## BEGIN EXCERPT

U.S. State Department Again Urged to Focus on Transboundary Issues
September 12, 2016
(SitNews) Ketchikan, Alaska - Alaska's Congressional Delegation joined together to again urge U.S. Secretary of State John Kerry to address the downstream risks that mining in British Columbia may pose to Alaska and Alaskans.
Senators Lisa Murkowski, Dan Sullivan, and Congressman Don Young wrote a letter September 08, 2016 to Secretary Kerry, seeking his State Department’s engagement in their efforts to ensure that British Columbia institutes appropriate safeguards to prevent potential negative impacts to transboundary waterways and fisheries. Additionally, the Delegation formally requested a meeting with Secretary Kerry to discuss these issues.
The Congressional Delegation expressed their frustration over seeing little action from the State Department on the issue over the past year.
Southeast Alaska Transboundary Watersheds with Large-Scale Mining Activities
Map courtesy Salmon Without Borders
“Alaska is a resource state and we believe, as Canadians do, in smart, thoughtful extraction of energy and minerals. Mining is central to our economy, provides well-paying jobs, helps generate revenues for our treasuries, and serves as the foundation of our manufacturing sector. But we are very concerned about the absence of leadership at the Department of State to constructively and candidly address the transboundary issue and work collaboratively with Canada to find the best mechanism to proactively resolve concerns.”
As mining activity continues to expand in British Columbia, the Delegation urged swift engagement from the State Department.
“Treating transboundary mining issues with urgency and focus today would prevent discord and disaster tomorrow. We need the federal government to partner with Alaska to press Canada on policy answers.”
In the letter to Secretary Kerry, Alaska Senators Murkowski and Sullivan and Representative Young state: “When you visited Alaska last year, we were encouraged by your comment that ‘downstream impacts should not be taken lightly by any country, anywhere.’ But we remain troubled that nearly a year later, we have seen little action from the State on such an important issue to so many. […] We need the federal government to partner with Alaska to press Canada on policy answers.”
The letter includes a meeting request with Secretary Kerry, and outlines specific requests. These requests include the appointment of a Special Representative for U.S.-Canada Transboundary issues, and the creation of an Interagency Working Group to address the concerns of Alaskans and to act on viable next steps and solutions embraced by Alaskans such as a referral of the international situation to the International Joint Commission.
"We are encouraged and grateful for the Alaska Congressional Delegation's persistence in pursuing State Department action to protect the region from downstream impacts related to mining in transboundary watersheds," said Dale Kelley of Alaska Trollers Association. "Fishermen now call on Secretary Kerry to stand up for clean water, healthy fish and wildlife, and American jobs, by securing agreements with Canada to protect our waters and indemnify from loss those who could be harmed as a result of mining activity along the border."

## END EXCERPT
## BEGIN DATASET CONTENT

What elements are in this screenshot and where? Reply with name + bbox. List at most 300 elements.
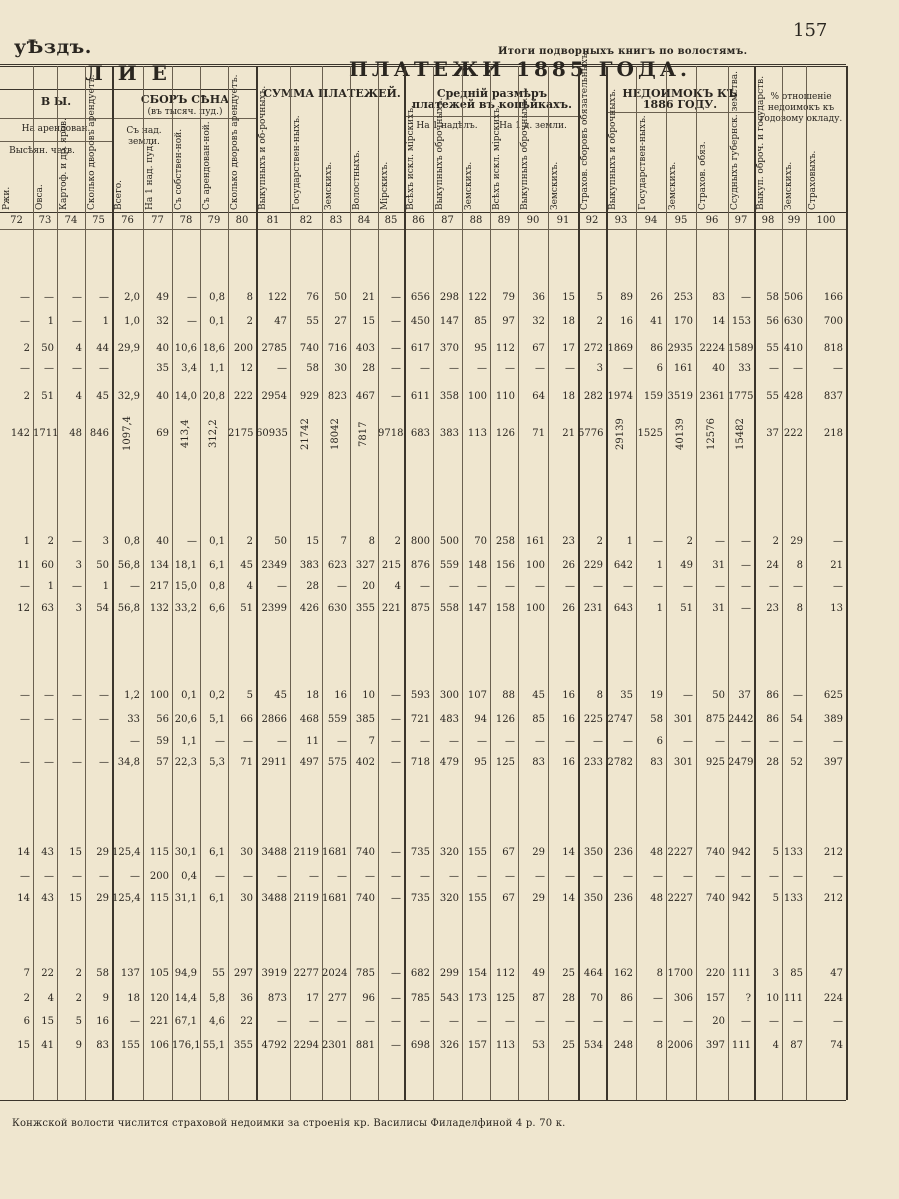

## END DATASET CONTENT

EXERCISE REQUIREMENTS
a) In the article on the Alaska delegation's letter, write out the passage starting at "Senators Lisa Murkowski, Dan" and ending at "discuss these issues.", swapping "waterways" for "rivers".
b) Write the next part of the article on the Alaska delegation's appeal about transboundary mining, picking up after its final sentence.

WRITTEN RESPONSES
a)
Senators Lisa Murkowski, Dan Sullivan, and Congressman Don Young wrote a letter September 08, 2016 to Secretary Kerry, seeking his State Department’s engagement in their efforts to ensure that British Columbia institutes appropriate safeguards to prevent potential negative impacts to transboundary rivers and fisheries. Additionally, the Delegation formally requested a meeting with Secretary Kerry to discuss these issues.

b)
This is the fourth letter sent by Alaska’s Congressional Delegation to the State Department regarding this issue in the last two and a half years. Responses from the State Department, according to yesterday’s letter, have failed to adequately address original questions outlined in previous letters from the Delegation. Moreover, the most recent State Department response referred to the Statement of Cooperation between the State of Alaska and British Columbia, which the Delegation argued, “is only one step in a process which must include federal leadership.”
"We thank our Alaskan Delegation for following up on their previous letter to Secretary Kerry," said Frederick Olsen Jr., Chairman of the United Tribal Transboundary Mining Work Group. "Please, we need direct federal actions in this international issue. We don't need more research on whether the International Joint Commission is relevant to our area. It's been relevant since 1909. When someone possesses a tool tailor-made for a job, they should use it."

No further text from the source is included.